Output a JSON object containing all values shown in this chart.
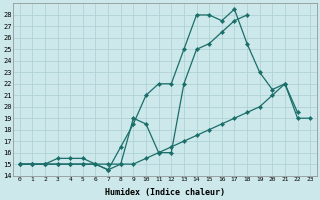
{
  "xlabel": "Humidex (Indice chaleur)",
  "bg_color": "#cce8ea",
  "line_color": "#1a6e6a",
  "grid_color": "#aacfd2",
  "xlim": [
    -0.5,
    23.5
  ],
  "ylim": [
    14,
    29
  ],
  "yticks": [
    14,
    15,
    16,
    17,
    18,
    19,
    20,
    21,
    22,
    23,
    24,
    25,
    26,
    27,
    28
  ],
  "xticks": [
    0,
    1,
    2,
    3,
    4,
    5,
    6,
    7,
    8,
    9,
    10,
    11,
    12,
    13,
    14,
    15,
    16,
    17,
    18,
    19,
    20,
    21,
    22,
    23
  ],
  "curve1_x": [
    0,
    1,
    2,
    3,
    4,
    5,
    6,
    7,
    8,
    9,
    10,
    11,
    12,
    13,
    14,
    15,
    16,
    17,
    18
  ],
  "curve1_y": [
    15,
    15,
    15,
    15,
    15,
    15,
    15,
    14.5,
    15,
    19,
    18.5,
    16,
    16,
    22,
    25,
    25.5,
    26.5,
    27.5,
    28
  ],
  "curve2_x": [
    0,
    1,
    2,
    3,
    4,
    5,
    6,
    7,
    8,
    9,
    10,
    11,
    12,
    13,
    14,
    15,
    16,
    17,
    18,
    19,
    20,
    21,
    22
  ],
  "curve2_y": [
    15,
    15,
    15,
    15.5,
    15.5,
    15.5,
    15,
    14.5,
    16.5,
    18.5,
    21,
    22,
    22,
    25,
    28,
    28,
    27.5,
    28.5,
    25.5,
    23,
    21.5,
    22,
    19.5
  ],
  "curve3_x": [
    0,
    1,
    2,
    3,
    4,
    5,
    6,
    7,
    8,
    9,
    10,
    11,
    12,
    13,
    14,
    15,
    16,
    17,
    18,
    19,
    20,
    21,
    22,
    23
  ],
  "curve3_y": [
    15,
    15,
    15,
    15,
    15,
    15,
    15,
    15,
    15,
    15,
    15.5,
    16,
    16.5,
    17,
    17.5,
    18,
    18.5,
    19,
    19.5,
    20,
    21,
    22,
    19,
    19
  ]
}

WHAT YOU SHOULD DO — Replicate the material above verbatim; images stay out of the copy.

THE ANSWER —
Output a JSON object containing all values shown in this chart.
{
  "xlabel": "Humidex (Indice chaleur)",
  "bg_color": "#cce8ea",
  "line_color": "#1a6e6a",
  "grid_color": "#aacfd2",
  "xlim": [
    -0.5,
    23.5
  ],
  "ylim": [
    14,
    29
  ],
  "yticks": [
    14,
    15,
    16,
    17,
    18,
    19,
    20,
    21,
    22,
    23,
    24,
    25,
    26,
    27,
    28
  ],
  "xticks": [
    0,
    1,
    2,
    3,
    4,
    5,
    6,
    7,
    8,
    9,
    10,
    11,
    12,
    13,
    14,
    15,
    16,
    17,
    18,
    19,
    20,
    21,
    22,
    23
  ],
  "curve1_x": [
    0,
    1,
    2,
    3,
    4,
    5,
    6,
    7,
    8,
    9,
    10,
    11,
    12,
    13,
    14,
    15,
    16,
    17,
    18
  ],
  "curve1_y": [
    15,
    15,
    15,
    15,
    15,
    15,
    15,
    14.5,
    15,
    19,
    18.5,
    16,
    16,
    22,
    25,
    25.5,
    26.5,
    27.5,
    28
  ],
  "curve2_x": [
    0,
    1,
    2,
    3,
    4,
    5,
    6,
    7,
    8,
    9,
    10,
    11,
    12,
    13,
    14,
    15,
    16,
    17,
    18,
    19,
    20,
    21,
    22
  ],
  "curve2_y": [
    15,
    15,
    15,
    15.5,
    15.5,
    15.5,
    15,
    14.5,
    16.5,
    18.5,
    21,
    22,
    22,
    25,
    28,
    28,
    27.5,
    28.5,
    25.5,
    23,
    21.5,
    22,
    19.5
  ],
  "curve3_x": [
    0,
    1,
    2,
    3,
    4,
    5,
    6,
    7,
    8,
    9,
    10,
    11,
    12,
    13,
    14,
    15,
    16,
    17,
    18,
    19,
    20,
    21,
    22,
    23
  ],
  "curve3_y": [
    15,
    15,
    15,
    15,
    15,
    15,
    15,
    15,
    15,
    15,
    15.5,
    16,
    16.5,
    17,
    17.5,
    18,
    18.5,
    19,
    19.5,
    20,
    21,
    22,
    19,
    19
  ]
}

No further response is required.